### Extracted records
"""

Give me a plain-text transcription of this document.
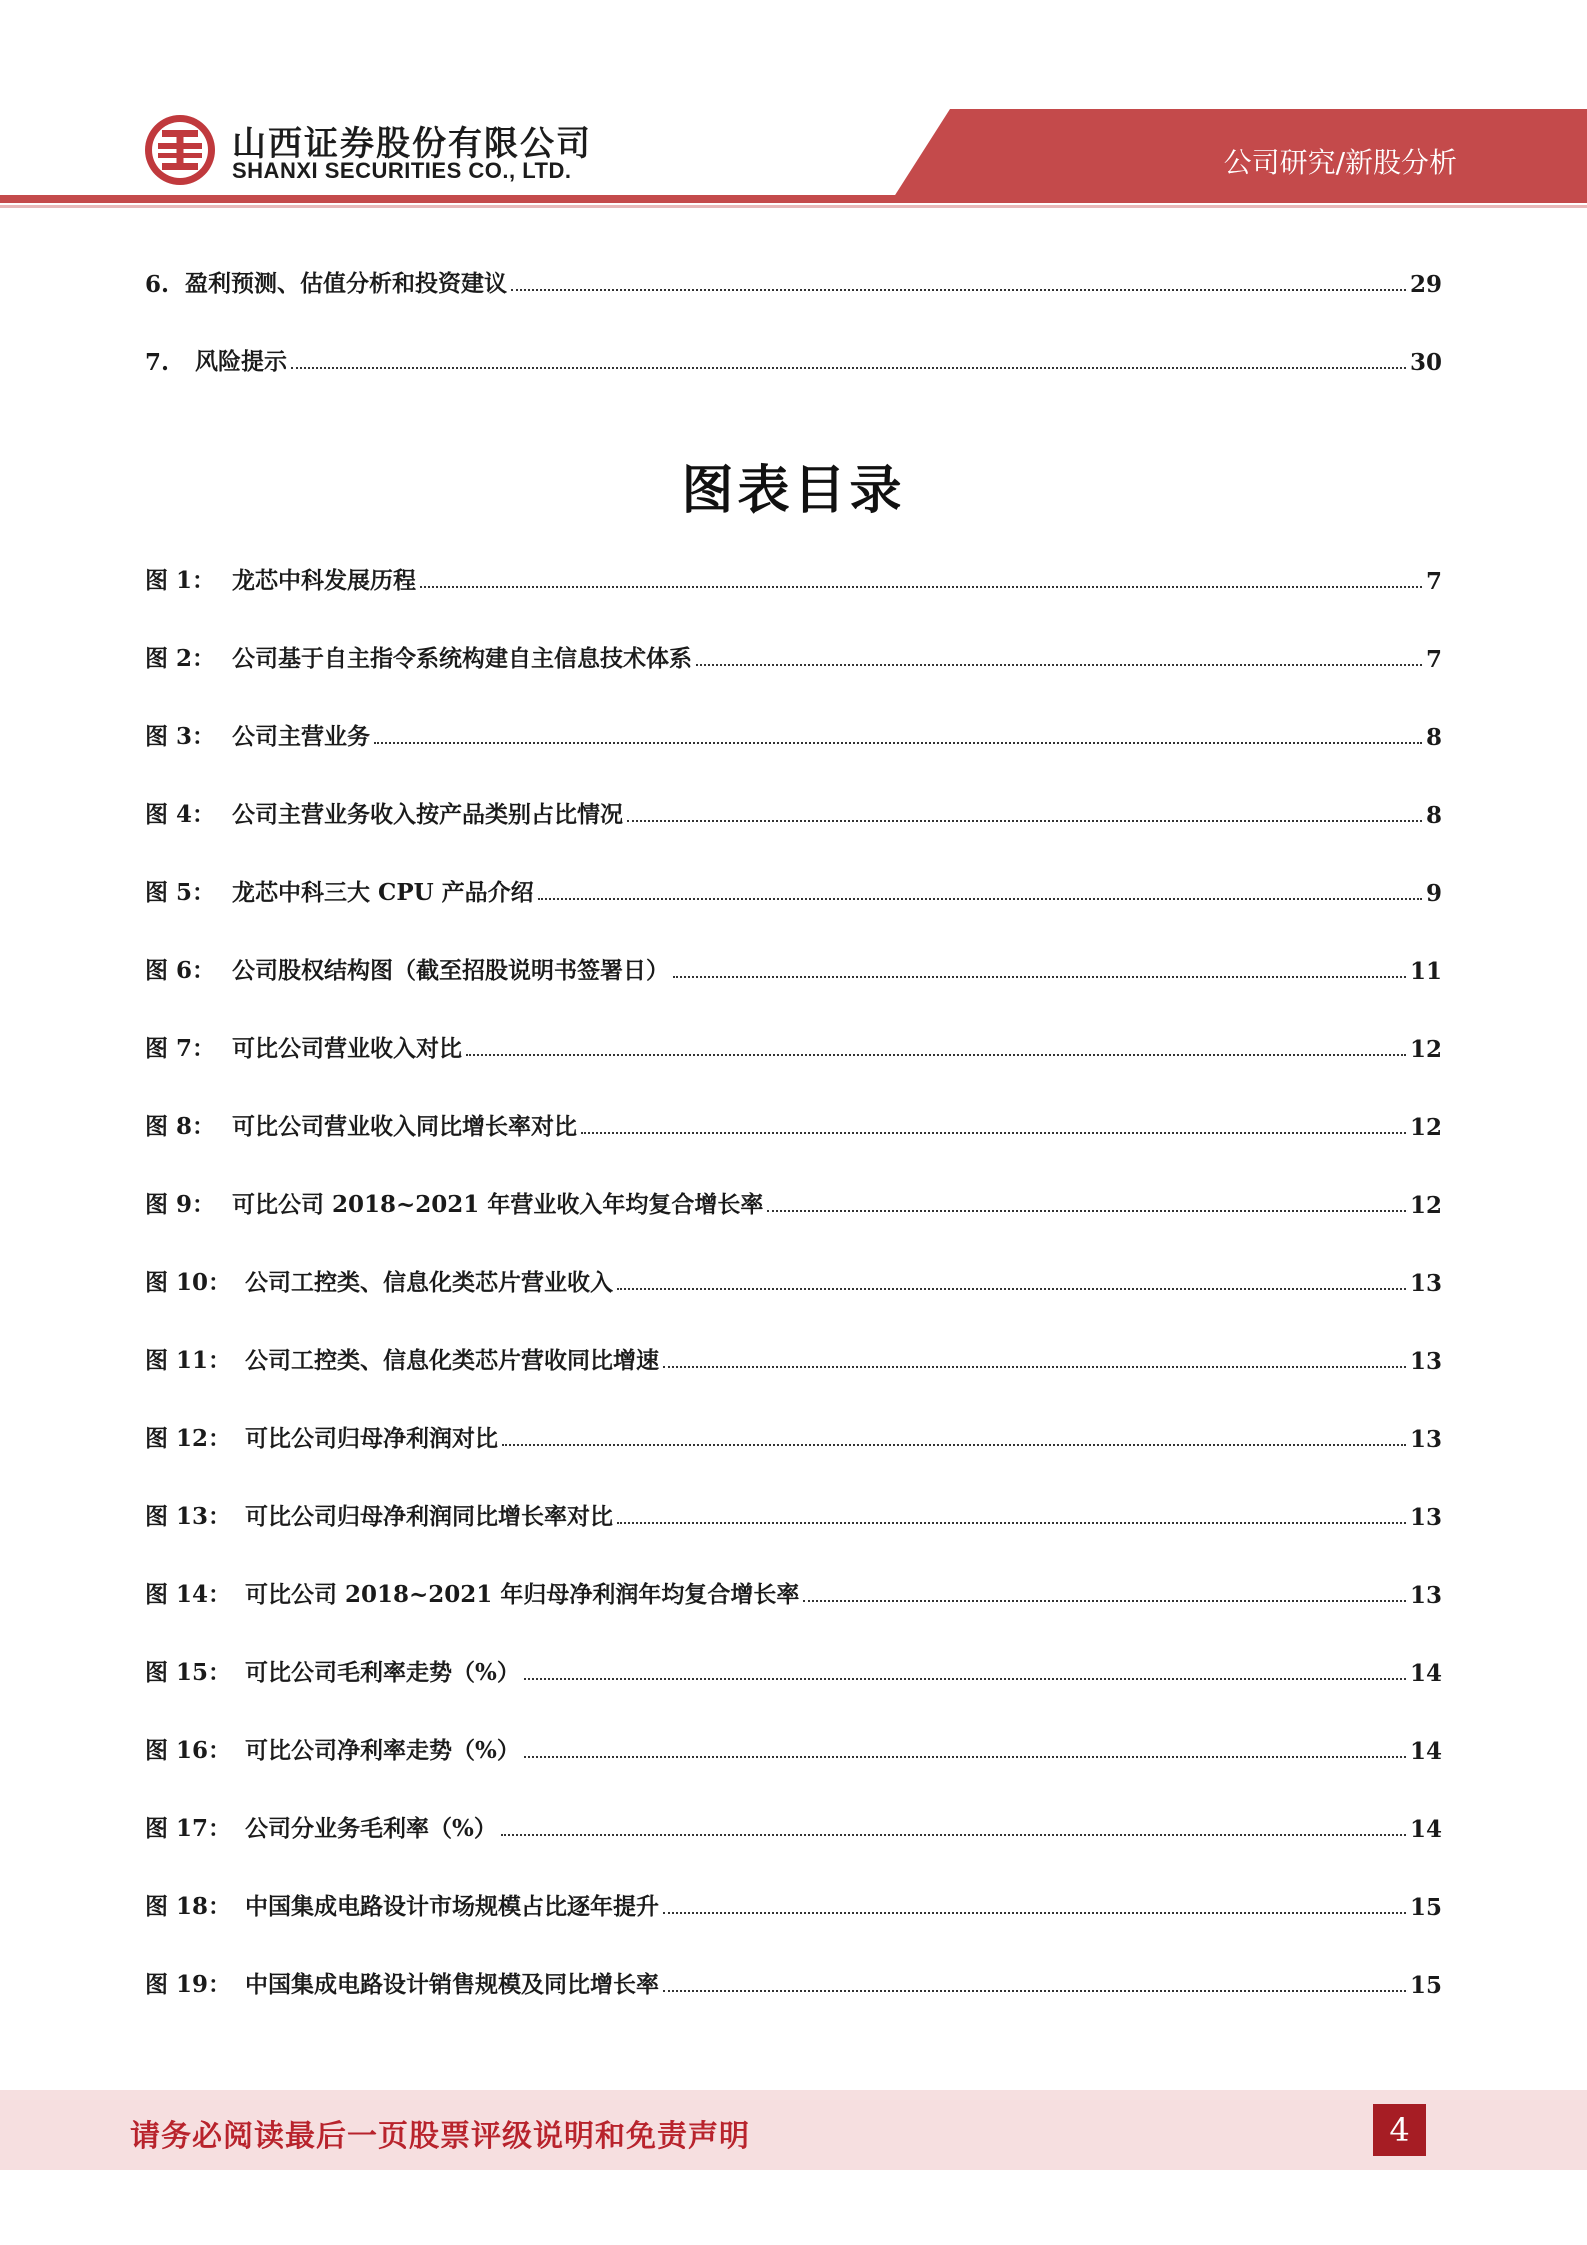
山西证券股份有限公司
SHANXI SECURITIES CO., LTD.	公司研究/新股分析
6. 盈利预测、估值分析和投资建议	29
7.	风险提示	30
图表目录
图 1： 龙芯中科发展历程	7
图 2： 公司基于自主指令系统构建自主信息技术体系	7
图 3： 公司主营业务	8
图 4： 公司主营业务收入按产品类别占比情况	8
图 5： 龙芯中科三大 CPU 产品介绍	9
图 6： 公司股权结构图（截至招股说明书签署日）	11
图 7： 可比公司营业收入对比	12
图 8： 可比公司营业收入同比增长率对比	12
图 9： 可比公司 2018~2021 年营业收入年均复合增长率	12
图 10： 公司工控类、信息化类芯片营业收入	13
图 11： 公司工控类、信息化类芯片营收同比增速	13
图 12： 可比公司归母净利润对比	13
图 13： 可比公司归母净利润同比增长率对比	13
图 14： 可比公司 2018~2021 年归母净利润年均复合增长率	13
图 15： 可比公司毛利率走势（%）	14
图 16： 可比公司净利率走势（%）	14
图 17： 公司分业务毛利率（%）	14
图 18： 中国集成电路设计市场规模占比逐年提升	15
图 19： 中国集成电路设计销售规模及同比增长率	15
请务必阅读最后一页股票评级说明和免责声明	4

"""

### TASK GOAL
Please transcribe the material above exactly as written. Leave the pictures out.

### ANSWER TO THIS EXERCISE
Give me a plain-text transcription of this document.
山西证券股份有限公司
SHANXI SECURITIES CO., LTD.	公司研究/新股分析
6. 盈利预测、估值分析和投资建议	29
7.	风险提示	30
图表目录
图 1： 龙芯中科发展历程	7
图 2： 公司基于自主指令系统构建自主信息技术体系	7
图 3： 公司主营业务	8
图 4： 公司主营业务收入按产品类别占比情况	8
图 5： 龙芯中科三大 CPU 产品介绍	9
图 6： 公司股权结构图（截至招股说明书签署日）	11
图 7： 可比公司营业收入对比	12
图 8： 可比公司营业收入同比增长率对比	12
图 9： 可比公司 2018~2021 年营业收入年均复合增长率	12
图 10： 公司工控类、信息化类芯片营业收入	13
图 11： 公司工控类、信息化类芯片营收同比增速	13
图 12： 可比公司归母净利润对比	13
图 13： 可比公司归母净利润同比增长率对比	13
图 14： 可比公司 2018~2021 年归母净利润年均复合增长率	13
图 15： 可比公司毛利率走势（%）	14
图 16： 可比公司净利率走势（%）	14
图 17： 公司分业务毛利率（%）	14
图 18： 中国集成电路设计市场规模占比逐年提升	15
图 19： 中国集成电路设计销售规模及同比增长率	15
请务必阅读最后一页股票评级说明和免责声明	4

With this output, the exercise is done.